* TASK PROMPT
Wherever a line holds the word "Targets", copy that line out.

## BEGIN RAW RECORDS

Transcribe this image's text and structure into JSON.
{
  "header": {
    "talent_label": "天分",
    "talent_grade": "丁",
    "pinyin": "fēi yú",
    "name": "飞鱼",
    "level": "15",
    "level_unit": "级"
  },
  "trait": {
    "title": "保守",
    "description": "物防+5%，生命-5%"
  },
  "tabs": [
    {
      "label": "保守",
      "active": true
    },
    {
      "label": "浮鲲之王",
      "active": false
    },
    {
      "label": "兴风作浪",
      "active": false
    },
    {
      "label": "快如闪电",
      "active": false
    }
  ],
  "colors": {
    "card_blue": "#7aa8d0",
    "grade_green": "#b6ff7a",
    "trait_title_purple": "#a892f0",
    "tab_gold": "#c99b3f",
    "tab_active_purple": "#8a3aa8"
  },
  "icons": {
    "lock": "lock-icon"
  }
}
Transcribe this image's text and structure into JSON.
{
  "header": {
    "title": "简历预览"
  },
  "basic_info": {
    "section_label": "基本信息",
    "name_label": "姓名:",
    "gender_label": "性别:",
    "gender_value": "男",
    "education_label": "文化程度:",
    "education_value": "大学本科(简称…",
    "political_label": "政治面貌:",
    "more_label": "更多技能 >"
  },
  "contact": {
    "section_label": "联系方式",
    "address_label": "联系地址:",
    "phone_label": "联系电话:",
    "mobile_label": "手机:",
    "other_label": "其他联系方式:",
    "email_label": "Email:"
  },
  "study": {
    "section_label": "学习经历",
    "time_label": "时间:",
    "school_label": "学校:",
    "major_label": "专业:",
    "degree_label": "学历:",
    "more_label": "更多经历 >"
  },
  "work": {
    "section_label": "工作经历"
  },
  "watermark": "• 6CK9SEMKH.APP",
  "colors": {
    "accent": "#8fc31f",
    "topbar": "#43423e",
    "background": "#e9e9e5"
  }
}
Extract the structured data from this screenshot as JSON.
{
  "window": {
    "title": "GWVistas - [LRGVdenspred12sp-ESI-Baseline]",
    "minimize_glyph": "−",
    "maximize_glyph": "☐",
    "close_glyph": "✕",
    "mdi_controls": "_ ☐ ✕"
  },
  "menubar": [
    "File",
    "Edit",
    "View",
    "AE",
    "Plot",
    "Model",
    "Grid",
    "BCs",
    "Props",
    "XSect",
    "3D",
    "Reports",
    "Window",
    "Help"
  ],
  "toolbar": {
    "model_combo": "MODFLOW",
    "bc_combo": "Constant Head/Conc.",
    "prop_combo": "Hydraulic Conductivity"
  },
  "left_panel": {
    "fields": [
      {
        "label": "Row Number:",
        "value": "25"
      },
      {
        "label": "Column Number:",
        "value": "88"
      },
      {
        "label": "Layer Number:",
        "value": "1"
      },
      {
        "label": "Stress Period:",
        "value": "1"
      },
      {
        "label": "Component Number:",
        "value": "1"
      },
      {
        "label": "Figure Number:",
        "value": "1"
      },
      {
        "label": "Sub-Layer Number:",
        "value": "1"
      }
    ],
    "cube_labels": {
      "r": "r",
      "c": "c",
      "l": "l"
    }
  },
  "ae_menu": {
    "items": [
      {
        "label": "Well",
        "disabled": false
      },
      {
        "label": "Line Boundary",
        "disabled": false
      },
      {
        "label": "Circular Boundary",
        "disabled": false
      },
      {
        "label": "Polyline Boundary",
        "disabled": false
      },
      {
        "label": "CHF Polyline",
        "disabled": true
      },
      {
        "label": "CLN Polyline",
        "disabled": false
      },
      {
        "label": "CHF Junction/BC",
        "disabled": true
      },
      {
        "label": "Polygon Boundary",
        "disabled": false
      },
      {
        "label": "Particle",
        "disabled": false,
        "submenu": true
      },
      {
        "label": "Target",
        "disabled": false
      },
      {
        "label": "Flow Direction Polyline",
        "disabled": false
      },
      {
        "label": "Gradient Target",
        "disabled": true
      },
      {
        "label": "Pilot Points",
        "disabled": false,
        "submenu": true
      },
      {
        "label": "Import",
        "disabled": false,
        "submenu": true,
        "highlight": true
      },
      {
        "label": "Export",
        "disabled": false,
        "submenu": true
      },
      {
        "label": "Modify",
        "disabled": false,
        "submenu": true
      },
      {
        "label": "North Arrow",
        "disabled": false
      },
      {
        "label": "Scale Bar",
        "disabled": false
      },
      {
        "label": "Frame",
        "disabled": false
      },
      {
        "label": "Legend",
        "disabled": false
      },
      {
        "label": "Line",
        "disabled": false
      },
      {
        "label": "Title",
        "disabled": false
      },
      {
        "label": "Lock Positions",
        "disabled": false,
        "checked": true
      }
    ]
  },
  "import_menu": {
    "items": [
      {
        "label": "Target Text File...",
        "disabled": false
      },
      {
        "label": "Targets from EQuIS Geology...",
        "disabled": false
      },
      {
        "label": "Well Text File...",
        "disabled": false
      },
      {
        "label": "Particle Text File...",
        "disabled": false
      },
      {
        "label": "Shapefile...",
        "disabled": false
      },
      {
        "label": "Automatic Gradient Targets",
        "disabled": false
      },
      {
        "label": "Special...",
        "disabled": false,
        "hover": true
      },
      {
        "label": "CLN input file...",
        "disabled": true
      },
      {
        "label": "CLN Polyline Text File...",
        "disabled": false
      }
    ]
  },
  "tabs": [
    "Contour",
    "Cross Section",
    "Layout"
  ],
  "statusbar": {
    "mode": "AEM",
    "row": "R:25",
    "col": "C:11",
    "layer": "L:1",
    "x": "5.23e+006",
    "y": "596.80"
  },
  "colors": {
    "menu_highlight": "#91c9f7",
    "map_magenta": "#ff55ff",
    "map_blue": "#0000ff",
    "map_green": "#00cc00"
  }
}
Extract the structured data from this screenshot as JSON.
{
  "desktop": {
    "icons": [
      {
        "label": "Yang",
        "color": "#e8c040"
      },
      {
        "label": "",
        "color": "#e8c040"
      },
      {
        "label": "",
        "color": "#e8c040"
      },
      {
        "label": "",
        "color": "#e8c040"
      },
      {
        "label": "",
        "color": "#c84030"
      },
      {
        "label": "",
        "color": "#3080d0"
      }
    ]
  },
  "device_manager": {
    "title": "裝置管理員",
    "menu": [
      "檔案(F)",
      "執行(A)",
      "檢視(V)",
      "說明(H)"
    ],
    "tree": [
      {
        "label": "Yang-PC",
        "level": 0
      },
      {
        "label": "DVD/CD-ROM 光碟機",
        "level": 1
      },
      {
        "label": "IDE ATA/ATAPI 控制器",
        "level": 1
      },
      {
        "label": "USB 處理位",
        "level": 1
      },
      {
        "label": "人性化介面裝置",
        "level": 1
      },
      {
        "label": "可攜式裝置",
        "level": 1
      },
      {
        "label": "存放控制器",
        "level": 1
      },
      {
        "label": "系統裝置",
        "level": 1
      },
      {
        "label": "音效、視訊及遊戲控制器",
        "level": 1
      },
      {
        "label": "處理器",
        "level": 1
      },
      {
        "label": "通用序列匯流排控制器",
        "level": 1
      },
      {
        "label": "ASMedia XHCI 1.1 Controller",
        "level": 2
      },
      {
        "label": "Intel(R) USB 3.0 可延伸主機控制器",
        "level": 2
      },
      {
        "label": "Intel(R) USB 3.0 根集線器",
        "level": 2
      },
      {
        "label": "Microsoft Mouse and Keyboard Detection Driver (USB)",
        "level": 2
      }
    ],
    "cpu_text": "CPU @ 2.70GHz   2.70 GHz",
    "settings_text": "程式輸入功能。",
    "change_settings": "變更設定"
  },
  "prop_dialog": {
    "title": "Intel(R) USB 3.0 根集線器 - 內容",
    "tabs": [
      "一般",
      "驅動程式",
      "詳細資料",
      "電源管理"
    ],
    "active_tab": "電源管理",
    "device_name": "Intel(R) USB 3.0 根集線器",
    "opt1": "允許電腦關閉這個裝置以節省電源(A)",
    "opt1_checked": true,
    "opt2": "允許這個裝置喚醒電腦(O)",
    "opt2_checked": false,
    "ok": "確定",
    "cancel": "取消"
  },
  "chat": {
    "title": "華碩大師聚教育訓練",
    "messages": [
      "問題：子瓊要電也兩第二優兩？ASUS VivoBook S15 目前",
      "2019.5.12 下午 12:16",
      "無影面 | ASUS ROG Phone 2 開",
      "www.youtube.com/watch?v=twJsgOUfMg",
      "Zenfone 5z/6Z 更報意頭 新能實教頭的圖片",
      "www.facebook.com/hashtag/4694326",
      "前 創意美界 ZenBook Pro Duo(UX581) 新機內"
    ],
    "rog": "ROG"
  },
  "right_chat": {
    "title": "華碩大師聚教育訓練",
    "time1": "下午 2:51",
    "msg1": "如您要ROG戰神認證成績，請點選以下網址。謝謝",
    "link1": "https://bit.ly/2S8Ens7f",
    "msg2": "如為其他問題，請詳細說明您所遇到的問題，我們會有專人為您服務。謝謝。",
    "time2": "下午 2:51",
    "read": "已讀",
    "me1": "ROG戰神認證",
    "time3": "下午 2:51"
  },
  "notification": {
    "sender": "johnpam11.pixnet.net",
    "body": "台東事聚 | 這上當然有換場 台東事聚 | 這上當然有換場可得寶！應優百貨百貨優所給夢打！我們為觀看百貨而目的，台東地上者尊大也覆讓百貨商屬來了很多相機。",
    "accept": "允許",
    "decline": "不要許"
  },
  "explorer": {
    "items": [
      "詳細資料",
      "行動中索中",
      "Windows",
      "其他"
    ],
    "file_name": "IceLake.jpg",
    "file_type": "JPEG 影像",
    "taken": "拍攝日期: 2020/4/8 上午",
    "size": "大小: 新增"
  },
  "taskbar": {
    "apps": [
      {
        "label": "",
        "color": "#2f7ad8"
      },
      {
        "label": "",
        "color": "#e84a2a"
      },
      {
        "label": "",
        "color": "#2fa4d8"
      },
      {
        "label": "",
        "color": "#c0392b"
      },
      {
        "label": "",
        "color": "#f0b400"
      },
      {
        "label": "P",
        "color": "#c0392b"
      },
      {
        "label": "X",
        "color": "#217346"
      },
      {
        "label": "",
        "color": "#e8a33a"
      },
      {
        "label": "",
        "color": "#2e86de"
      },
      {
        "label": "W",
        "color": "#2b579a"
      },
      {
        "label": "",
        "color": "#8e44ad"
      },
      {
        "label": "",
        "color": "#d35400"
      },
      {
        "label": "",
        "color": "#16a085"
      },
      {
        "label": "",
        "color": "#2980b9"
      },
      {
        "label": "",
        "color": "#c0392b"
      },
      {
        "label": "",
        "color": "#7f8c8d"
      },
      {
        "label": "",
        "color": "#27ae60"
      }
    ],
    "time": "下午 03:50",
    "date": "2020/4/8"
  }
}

## END RAW RECORDS

* RESPONSE TO THE TASK
        "label": "Targets from EQuIS Geology...",
        "label": "Automatic Gradient Targets",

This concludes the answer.